■ **Required task**
Collect all the lines that mention the word "ylabel".

■ **Material to process**
————————

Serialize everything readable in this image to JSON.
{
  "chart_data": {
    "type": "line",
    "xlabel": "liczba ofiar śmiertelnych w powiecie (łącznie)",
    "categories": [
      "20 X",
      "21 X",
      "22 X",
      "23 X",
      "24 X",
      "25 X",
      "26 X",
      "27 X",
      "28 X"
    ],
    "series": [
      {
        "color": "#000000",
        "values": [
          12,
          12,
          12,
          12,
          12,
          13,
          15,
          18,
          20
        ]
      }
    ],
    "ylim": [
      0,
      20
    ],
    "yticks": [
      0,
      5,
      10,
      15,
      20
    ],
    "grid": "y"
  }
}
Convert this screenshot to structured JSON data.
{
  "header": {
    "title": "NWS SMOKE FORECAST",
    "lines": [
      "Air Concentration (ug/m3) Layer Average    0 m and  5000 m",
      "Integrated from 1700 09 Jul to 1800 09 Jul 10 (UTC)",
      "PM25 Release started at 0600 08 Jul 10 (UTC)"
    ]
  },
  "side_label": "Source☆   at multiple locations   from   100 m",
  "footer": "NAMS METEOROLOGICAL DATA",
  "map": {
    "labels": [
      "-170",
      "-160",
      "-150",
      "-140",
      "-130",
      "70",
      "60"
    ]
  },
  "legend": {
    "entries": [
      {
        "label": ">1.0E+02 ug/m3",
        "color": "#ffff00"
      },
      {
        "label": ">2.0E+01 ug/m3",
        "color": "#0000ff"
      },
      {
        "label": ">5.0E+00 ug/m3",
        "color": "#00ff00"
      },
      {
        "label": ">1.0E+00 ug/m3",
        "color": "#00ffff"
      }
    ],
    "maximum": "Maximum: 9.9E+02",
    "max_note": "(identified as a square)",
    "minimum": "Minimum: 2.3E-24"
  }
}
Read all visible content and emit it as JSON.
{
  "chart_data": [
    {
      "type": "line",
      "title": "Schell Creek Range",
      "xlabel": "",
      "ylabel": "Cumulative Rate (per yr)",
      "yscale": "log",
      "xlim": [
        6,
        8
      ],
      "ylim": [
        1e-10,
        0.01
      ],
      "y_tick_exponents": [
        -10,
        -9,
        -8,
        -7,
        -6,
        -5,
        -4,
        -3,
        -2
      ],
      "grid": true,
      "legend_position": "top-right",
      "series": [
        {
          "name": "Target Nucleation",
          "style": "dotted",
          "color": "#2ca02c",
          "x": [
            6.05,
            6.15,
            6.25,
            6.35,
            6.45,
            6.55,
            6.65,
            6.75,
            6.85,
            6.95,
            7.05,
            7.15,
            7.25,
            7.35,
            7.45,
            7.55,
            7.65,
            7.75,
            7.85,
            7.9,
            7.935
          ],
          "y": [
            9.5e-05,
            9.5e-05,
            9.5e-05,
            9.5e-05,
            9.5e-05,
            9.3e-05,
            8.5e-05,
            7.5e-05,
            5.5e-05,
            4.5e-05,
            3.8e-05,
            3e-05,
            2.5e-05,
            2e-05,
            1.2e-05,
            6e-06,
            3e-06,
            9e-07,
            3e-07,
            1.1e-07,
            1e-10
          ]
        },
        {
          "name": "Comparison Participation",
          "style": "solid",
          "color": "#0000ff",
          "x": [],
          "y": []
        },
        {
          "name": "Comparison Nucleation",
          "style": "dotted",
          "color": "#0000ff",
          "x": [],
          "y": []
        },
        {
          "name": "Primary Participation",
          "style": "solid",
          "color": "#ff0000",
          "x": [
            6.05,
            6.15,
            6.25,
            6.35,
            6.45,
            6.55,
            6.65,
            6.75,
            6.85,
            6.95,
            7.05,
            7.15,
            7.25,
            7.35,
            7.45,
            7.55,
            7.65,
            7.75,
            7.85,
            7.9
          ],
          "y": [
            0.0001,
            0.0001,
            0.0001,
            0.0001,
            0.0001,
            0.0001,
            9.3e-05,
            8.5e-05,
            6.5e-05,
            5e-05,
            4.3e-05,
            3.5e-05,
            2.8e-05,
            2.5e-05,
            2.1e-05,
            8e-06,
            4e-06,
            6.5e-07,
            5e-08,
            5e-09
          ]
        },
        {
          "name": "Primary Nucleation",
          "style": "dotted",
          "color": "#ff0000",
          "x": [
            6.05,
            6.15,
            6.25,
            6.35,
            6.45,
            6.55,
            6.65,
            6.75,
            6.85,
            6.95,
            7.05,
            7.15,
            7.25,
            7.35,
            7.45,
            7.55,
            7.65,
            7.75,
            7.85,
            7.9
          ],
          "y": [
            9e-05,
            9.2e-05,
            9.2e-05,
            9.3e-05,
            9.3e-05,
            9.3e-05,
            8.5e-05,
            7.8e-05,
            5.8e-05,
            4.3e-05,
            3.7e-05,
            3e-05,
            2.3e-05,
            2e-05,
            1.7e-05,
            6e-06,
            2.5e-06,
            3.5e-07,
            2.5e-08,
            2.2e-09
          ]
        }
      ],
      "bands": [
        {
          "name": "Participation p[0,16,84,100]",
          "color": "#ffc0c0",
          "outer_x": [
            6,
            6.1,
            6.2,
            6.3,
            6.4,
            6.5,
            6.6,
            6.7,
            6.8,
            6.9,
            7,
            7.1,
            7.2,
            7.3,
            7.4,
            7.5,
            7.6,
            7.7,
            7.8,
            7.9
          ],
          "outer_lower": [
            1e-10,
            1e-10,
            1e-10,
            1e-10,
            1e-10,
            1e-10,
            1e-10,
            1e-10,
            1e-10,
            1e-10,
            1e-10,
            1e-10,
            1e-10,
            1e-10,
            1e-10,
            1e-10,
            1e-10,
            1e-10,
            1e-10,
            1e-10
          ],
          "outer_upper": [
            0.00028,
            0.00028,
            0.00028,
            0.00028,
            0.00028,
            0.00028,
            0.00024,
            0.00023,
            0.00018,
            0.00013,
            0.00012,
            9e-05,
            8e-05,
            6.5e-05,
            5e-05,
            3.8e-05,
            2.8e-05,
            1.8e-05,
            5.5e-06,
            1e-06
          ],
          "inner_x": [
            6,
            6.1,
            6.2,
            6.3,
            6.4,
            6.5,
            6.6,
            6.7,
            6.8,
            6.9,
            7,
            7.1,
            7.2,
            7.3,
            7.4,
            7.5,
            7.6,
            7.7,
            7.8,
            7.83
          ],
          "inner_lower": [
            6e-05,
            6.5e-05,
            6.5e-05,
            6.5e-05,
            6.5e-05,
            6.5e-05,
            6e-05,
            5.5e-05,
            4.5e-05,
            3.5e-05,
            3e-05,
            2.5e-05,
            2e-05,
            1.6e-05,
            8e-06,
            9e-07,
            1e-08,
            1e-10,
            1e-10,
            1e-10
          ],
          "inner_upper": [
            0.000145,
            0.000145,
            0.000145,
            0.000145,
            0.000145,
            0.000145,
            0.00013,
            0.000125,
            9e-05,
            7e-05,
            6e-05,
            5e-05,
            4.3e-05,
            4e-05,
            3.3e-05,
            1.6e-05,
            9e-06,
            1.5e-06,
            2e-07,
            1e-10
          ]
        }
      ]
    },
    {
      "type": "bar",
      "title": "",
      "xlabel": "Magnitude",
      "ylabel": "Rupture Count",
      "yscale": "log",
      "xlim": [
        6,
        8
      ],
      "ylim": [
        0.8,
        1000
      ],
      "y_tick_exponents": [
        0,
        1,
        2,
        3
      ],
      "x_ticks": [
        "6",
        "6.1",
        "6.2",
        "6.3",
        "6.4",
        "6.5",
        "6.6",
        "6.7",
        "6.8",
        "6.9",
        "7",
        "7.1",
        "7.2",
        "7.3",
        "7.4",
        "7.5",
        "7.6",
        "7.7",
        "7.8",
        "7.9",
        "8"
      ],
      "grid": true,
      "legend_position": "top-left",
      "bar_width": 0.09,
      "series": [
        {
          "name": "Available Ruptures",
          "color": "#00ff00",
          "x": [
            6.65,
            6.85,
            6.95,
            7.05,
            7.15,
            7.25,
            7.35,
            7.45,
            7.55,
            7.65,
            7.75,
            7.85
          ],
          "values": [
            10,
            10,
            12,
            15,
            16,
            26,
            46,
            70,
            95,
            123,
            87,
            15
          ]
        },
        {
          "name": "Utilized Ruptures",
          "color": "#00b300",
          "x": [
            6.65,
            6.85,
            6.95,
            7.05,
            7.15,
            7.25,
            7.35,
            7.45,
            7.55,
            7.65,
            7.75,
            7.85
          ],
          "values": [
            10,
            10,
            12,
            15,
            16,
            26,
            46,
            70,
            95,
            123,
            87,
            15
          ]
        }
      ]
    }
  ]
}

————————

■ **Output for this task**
      "ylabel": "Cumulative Rate (per yr)",
      "ylabel": "Rupture Count",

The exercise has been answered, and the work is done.